Please repeat all of the listing exactly.

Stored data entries

++++++

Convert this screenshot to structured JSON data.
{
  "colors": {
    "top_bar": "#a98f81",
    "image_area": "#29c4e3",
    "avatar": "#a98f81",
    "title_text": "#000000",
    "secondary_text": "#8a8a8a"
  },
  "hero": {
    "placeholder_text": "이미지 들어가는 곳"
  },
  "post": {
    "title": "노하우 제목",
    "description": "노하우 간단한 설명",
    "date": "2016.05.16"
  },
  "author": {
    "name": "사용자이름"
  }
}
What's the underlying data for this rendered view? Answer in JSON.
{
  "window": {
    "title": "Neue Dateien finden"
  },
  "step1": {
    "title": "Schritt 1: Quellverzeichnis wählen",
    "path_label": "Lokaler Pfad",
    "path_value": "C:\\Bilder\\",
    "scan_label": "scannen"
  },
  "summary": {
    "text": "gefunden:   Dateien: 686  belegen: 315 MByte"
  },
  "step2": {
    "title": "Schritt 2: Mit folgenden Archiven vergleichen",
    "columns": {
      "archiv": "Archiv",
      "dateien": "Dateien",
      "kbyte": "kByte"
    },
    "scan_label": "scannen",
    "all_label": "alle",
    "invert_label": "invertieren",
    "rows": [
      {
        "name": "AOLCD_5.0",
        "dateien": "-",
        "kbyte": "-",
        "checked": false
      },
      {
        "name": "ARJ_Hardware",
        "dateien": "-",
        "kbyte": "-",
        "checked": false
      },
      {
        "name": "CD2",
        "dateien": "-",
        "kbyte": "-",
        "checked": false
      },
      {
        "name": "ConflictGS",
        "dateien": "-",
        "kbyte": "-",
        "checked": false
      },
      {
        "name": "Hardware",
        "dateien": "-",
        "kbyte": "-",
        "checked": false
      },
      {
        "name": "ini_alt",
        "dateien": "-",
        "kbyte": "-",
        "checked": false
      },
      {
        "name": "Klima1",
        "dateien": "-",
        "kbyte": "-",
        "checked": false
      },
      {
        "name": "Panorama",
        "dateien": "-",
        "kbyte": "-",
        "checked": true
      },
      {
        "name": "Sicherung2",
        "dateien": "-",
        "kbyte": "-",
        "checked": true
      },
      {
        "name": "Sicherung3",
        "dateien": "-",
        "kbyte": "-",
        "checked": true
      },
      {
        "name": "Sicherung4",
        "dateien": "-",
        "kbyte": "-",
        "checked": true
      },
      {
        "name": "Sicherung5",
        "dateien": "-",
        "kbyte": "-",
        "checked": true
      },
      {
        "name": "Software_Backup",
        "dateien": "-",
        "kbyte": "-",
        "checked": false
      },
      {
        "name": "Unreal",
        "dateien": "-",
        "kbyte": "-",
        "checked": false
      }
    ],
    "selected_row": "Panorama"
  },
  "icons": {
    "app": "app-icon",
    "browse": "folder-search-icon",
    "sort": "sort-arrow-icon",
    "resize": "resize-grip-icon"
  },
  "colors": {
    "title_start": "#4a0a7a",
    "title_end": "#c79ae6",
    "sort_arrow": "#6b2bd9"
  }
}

++++++

The reply
Convert this screenshot to structured JSON data.
{
  "colors": {
    "top_bar": "#a98f81",
    "image_area": "#29c4e3",
    "avatar": "#a98f81",
    "title_text": "#000000",
    "secondary_text": "#8a8a8a"
  },
  "hero": {
    "placeholder_text": "이미지 들어가는 곳"
  },
  "post": {
    "title": "노하우 제목",
    "description": "노하우 간단한 설명",
    "date": "2016.05.16"
  },
  "author": {
    "name": "사용자이름"
  }
}
What's the underlying data for this rendered view? Answer in JSON.
{
  "window": {
    "title": "Neue Dateien finden"
  },
  "step1": {
    "title": "Schritt 1: Quellverzeichnis wählen",
    "path_label": "Lokaler Pfad",
    "path_value": "C:\\Bilder\\",
    "scan_label": "scannen"
  },
  "summary": {
    "text": "gefunden:   Dateien: 686  belegen: 315 MByte"
  },
  "step2": {
    "title": "Schritt 2: Mit folgenden Archiven vergleichen",
    "columns": {
      "archiv": "Archiv",
      "dateien": "Dateien",
      "kbyte": "kByte"
    },
    "scan_label": "scannen",
    "all_label": "alle",
    "invert_label": "invertieren",
    "rows": [
      {
        "name": "AOLCD_5.0",
        "dateien": "-",
        "kbyte": "-",
        "checked": false
      },
      {
        "name": "ARJ_Hardware",
        "dateien": "-",
        "kbyte": "-",
        "checked": false
      },
      {
        "name": "CD2",
        "dateien": "-",
        "kbyte": "-",
        "checked": false
      },
      {
        "name": "ConflictGS",
        "dateien": "-",
        "kbyte": "-",
        "checked": false
      },
      {
        "name": "Hardware",
        "dateien": "-",
        "kbyte": "-",
        "checked": false
      },
      {
        "name": "ini_alt",
        "dateien": "-",
        "kbyte": "-",
        "checked": false
      },
      {
        "name": "Klima1",
        "dateien": "-",
        "kbyte": "-",
        "checked": false
      },
      {
        "name": "Panorama",
        "dateien": "-",
        "kbyte": "-",
        "checked": true
      },
      {
        "name": "Sicherung2",
        "dateien": "-",
        "kbyte": "-",
        "checked": true
      },
      {
        "name": "Sicherung3",
        "dateien": "-",
        "kbyte": "-",
        "checked": true
      },
      {
        "name": "Sicherung4",
        "dateien": "-",
        "kbyte": "-",
        "checked": true
      },
      {
        "name": "Sicherung5",
        "dateien": "-",
        "kbyte": "-",
        "checked": true
      },
      {
        "name": "Software_Backup",
        "dateien": "-",
        "kbyte": "-",
        "checked": false
      },
      {
        "name": "Unreal",
        "dateien": "-",
        "kbyte": "-",
        "checked": false
      }
    ],
    "selected_row": "Panorama"
  },
  "icons": {
    "app": "app-icon",
    "browse": "folder-search-icon",
    "sort": "sort-arrow-icon",
    "resize": "resize-grip-icon"
  },
  "colors": {
    "title_start": "#4a0a7a",
    "title_end": "#c79ae6",
    "sort_arrow": "#6b2bd9"
  }
}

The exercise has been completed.